____ Input material

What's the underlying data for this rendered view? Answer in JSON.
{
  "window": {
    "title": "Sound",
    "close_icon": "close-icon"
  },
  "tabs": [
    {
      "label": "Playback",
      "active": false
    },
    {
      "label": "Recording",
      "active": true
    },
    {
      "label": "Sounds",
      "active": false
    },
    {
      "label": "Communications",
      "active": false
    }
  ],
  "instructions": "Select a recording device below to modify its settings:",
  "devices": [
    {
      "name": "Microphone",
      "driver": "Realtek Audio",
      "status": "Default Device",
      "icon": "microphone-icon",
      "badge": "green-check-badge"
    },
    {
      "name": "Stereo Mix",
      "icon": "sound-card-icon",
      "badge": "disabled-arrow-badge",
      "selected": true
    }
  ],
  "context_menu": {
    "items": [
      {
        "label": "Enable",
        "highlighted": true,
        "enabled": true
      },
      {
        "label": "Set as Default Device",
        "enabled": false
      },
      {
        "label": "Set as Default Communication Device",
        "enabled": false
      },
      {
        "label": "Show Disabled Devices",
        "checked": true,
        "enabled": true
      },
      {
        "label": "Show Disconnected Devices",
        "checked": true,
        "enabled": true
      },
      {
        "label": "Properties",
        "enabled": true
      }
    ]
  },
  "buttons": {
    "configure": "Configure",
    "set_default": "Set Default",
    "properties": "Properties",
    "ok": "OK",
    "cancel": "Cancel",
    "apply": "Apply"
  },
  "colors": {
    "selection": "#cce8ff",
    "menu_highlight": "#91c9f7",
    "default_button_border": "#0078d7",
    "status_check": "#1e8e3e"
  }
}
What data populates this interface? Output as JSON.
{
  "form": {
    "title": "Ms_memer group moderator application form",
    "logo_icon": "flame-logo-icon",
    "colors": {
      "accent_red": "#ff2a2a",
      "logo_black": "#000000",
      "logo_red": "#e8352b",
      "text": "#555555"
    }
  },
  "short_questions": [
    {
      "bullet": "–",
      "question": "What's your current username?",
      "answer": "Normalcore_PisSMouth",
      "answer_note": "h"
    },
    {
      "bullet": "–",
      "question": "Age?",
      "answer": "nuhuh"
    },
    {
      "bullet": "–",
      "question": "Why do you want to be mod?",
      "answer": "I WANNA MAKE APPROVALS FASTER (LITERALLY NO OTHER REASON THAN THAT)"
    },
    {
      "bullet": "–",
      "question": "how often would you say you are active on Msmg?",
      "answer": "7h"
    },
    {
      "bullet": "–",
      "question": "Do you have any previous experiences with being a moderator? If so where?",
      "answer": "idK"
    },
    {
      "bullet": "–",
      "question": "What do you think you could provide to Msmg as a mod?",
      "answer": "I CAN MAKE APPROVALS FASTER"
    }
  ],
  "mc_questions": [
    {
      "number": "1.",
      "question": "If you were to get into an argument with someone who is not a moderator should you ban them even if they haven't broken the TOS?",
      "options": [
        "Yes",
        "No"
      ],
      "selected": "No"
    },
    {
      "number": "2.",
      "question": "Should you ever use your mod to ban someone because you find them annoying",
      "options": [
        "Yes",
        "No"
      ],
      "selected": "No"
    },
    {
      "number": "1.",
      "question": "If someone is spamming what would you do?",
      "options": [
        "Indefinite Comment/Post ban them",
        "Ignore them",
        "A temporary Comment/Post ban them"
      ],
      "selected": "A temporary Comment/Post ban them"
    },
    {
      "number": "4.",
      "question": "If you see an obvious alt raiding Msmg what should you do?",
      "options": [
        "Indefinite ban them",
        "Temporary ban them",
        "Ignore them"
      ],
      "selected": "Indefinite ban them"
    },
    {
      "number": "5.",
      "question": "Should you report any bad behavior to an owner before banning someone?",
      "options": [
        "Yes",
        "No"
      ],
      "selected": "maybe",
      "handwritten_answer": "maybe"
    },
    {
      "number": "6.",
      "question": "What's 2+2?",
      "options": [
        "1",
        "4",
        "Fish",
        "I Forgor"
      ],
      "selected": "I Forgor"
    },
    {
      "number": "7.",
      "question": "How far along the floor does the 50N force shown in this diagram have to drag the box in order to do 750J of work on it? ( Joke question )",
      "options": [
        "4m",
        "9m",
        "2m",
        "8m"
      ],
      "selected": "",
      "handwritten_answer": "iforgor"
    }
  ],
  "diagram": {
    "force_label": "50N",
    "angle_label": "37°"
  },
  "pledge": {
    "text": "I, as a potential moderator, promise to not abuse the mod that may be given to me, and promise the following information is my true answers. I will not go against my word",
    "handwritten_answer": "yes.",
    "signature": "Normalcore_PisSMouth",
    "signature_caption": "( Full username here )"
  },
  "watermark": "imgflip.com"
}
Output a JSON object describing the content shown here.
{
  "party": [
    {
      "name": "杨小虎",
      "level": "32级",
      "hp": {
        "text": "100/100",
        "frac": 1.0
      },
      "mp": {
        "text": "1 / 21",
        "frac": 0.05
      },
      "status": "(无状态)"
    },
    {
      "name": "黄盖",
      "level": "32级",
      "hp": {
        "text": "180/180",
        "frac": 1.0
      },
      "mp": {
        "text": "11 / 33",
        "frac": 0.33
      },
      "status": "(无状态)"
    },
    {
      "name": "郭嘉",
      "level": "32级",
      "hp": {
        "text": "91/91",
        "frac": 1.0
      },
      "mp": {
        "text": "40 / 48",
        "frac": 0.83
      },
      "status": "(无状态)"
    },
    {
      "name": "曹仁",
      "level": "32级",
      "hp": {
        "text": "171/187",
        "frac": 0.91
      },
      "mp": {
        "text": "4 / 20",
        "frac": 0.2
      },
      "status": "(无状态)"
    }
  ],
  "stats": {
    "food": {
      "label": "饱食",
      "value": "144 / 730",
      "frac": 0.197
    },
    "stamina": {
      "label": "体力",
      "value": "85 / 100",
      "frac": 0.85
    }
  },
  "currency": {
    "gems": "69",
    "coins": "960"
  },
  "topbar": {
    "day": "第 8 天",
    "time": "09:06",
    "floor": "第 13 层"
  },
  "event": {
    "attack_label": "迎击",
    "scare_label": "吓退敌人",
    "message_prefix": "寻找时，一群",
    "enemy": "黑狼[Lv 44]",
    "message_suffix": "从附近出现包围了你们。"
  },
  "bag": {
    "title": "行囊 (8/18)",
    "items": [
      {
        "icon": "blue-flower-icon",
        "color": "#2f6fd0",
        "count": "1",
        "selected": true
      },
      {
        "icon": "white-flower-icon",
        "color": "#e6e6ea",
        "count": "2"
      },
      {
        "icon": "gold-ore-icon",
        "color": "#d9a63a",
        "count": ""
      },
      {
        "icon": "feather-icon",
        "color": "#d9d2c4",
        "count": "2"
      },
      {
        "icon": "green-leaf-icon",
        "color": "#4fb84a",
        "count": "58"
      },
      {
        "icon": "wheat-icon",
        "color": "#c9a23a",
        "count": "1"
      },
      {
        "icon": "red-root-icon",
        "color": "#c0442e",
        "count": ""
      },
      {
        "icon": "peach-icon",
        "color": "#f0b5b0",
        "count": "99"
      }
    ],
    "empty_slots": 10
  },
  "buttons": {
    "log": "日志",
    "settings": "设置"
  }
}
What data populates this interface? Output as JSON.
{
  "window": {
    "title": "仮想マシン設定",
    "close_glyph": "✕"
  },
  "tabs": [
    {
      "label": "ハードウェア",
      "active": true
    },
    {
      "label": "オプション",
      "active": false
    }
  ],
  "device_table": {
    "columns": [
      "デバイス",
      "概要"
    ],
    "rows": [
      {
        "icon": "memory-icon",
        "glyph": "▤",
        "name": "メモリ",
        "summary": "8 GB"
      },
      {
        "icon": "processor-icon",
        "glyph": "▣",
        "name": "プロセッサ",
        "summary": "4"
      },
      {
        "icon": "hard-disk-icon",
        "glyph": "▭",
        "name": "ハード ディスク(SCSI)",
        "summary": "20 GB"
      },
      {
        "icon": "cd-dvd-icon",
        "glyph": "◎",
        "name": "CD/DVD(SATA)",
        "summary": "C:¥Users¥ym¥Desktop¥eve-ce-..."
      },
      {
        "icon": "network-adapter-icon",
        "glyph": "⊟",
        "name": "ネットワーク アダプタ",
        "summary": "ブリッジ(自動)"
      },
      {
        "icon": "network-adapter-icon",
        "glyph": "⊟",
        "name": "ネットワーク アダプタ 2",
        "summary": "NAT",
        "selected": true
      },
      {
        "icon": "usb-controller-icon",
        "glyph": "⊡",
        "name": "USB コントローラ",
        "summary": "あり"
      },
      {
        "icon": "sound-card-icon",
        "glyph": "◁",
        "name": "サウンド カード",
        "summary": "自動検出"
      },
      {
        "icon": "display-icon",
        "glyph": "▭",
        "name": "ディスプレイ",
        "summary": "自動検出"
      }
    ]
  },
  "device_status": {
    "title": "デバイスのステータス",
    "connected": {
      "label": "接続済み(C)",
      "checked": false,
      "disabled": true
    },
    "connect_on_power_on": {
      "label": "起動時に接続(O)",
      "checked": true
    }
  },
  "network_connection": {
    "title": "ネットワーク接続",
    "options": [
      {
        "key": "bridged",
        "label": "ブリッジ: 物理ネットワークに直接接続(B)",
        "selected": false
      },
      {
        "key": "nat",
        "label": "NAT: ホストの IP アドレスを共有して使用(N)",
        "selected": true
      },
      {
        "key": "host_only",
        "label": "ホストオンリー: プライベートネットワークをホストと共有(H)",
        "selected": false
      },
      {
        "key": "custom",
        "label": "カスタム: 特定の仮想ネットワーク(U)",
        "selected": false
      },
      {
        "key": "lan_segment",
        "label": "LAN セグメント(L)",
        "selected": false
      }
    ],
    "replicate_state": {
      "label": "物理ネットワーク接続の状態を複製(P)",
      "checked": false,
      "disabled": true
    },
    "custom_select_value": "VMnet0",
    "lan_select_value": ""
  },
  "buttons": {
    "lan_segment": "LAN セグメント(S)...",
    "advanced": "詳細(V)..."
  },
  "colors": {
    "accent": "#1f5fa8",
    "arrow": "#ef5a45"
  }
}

________

Set task.
Count every line in the entries above where the word "Post" appears; respond with the number alone.

Task response.
3